Java 8 Aggregate Operations: A Comprehensive Guide

We use Collections not just to store objects but also to retrieve, remove and update those objects. Aggregate operations are used to perform those actions using lambda expressions. We're going to use lambda expressions throughout this article and if you want a refresher on those I suggest you to read lambda expressions in java 8 article.

Let's use the already defined Employee class from lambda expressions post.

First, we create an employee data and then retrieve all the male members from the data.

Employee[] empData = employees.toArray(new Employee[employees.size()]);

// lets print male members in the employee data.
for (Employee e : empData) {
    if (e.getGender() == Employee.Sex.MALE) {
        System.out.println(e.getName());
    }
}

That's a fine code but we can do better. The above code can be refactored to use a pipeline or a stream of aggregate operations. Before we do anything we need to convert our data to Stream. Stream is a sequence of elements supporting sequential and parallel aggregate operations. Stream operations are divided into intermediate and terminal operations which are combined to form stream pipelines. Intermediate operations such as filter() are lazy and returns a new stream while terminal operations such as forEach produces a result or a side-effect. For example:

Arrays.stream(empData).filter(e -> e.getGender() == Employee.Sex.MALE)

━━━━━━━━

→ Your tasks
**1)** For the aggregate operations guide above, decide whether each statement agrees with it: (a) Intermediate operations such as filter() are lazy. (b) The first loop is meant to retrieve the female members of the employee data. (c) A stream supports only sequential aggregate operations. Answer yes or no for each and quote the deciding words of the guide.
**2)** Please resume the aggregate operations guide after its final line of code, carrying on in the same style.

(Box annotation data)
━━━━━━━━

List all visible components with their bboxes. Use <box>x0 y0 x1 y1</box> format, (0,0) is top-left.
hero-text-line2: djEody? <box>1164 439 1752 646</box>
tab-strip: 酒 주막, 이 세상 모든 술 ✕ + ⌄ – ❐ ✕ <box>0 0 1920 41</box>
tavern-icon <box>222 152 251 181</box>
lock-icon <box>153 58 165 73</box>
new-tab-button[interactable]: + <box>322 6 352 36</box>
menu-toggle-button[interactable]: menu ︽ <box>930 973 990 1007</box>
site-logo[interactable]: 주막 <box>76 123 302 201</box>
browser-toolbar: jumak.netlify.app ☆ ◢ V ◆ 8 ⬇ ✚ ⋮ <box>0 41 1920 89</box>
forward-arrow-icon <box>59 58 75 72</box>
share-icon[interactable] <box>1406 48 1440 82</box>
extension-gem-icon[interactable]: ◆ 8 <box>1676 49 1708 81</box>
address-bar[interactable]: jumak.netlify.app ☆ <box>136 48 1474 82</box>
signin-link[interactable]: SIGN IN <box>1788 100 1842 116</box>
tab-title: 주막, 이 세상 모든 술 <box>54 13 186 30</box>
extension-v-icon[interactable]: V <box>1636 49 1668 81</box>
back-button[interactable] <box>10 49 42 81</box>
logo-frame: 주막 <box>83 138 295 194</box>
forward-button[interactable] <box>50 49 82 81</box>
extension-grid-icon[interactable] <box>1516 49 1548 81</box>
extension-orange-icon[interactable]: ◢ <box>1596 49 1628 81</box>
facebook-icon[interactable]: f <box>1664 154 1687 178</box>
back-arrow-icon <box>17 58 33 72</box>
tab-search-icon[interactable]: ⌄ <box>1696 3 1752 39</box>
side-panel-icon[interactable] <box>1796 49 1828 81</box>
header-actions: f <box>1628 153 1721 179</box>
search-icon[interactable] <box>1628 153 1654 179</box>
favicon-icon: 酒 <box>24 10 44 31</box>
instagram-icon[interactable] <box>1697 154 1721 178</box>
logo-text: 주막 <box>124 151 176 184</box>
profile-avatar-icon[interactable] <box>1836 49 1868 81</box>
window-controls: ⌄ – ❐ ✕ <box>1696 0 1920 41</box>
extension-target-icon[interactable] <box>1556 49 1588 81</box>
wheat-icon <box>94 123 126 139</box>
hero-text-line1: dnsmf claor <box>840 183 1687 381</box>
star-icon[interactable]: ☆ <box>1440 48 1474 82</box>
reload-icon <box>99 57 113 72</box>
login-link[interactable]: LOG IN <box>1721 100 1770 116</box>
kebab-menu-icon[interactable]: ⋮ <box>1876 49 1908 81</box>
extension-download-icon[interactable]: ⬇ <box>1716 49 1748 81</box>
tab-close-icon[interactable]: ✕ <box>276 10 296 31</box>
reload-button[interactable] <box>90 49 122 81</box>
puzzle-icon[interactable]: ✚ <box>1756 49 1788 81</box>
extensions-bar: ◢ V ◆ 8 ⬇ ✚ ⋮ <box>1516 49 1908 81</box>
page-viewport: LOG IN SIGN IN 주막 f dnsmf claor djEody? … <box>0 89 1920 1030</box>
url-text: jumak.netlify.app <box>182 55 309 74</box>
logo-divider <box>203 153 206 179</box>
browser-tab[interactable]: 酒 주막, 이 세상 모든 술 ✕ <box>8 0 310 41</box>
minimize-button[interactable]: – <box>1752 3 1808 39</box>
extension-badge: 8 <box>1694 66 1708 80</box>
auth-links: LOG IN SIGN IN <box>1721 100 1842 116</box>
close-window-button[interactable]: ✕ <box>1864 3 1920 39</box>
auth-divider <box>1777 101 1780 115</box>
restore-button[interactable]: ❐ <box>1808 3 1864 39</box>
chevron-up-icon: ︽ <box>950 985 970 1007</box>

━━━━━━━━

→ Task answers
**1)**
(a) Yes: "Intermediate operations such as filter() are lazy"
(b) No: "retrieve all the male members from the data"
(c) No: "Stream is a sequence of elements supporting sequential and parallel aggregate operations."

**2)**
    .forEach(e -> System.out.println(e.getName()));

Let's look into another example with a few more operations.

double average = Arrays.stream(empData)
        .filter(e -> e.getGender() == Employee.Sex.MALE)
        .mapToInt(Employee::getAge)// mapToInt returns a stream (IntStream) that contains ages of all male members.
        .average() //Returns an OptionalDouble describing the arithmetic mean of elements of this stream, or an empty optional if this stream is empty. This is a special case of a reduction.  This is a terminal operation.
        .getAsDouble(); // If a value is present in this OptionalDouble, returns the value, otherwise throws NoSuchElementException.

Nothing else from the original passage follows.